## [TASK TO COMPLETE]
From the entries that follow, pick out all lines holding "firmware".

## [EXERCISE INPUTS]

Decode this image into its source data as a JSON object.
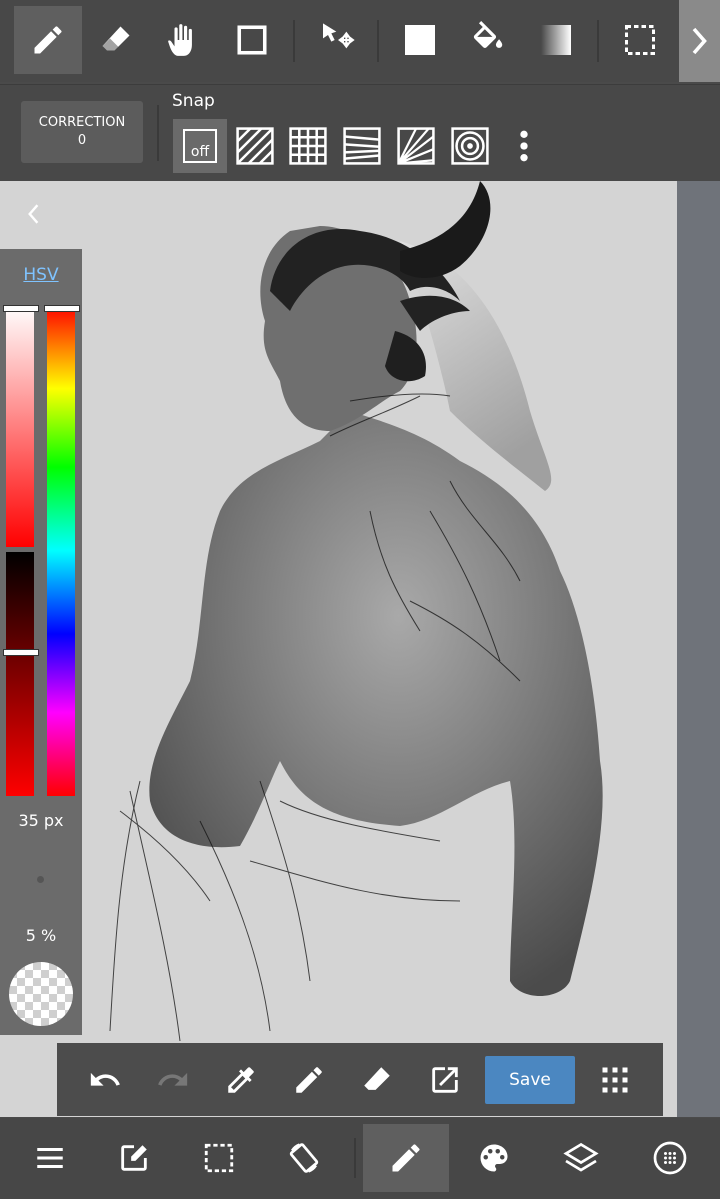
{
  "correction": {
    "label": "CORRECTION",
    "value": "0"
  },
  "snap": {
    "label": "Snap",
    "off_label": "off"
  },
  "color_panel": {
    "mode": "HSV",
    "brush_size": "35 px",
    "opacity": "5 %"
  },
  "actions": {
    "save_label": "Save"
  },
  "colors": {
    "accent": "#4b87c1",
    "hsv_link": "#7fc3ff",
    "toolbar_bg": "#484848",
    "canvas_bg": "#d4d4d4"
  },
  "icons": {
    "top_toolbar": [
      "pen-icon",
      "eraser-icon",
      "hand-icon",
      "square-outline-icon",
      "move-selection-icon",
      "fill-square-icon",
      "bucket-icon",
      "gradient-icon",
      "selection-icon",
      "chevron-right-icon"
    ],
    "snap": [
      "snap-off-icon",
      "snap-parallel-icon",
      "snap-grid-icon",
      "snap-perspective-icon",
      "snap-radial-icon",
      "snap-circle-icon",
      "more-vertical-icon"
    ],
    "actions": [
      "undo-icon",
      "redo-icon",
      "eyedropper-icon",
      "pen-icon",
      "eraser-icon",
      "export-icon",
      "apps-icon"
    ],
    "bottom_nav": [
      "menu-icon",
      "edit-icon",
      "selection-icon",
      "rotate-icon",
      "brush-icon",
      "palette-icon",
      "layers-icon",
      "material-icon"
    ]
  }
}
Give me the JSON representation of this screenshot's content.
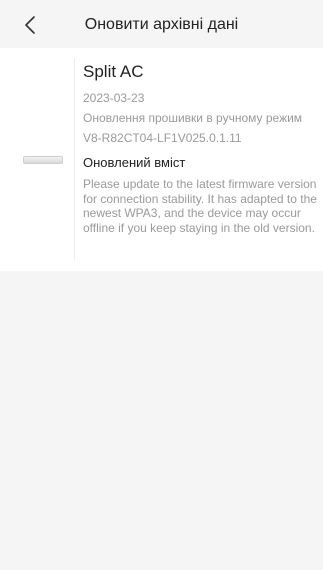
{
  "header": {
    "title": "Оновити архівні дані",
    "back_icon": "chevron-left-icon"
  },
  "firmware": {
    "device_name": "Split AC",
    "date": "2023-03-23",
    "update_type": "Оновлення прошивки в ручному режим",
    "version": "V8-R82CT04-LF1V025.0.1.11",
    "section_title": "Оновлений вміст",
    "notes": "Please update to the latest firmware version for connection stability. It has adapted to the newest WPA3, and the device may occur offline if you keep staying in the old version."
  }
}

## [WRITTEN ANSWER]
  "firmware": {
    "notes": "Please update to the latest firmware version for connection stability. It has adapted to the newest WPA3, and the device may occur offline if you keep staying in the old version."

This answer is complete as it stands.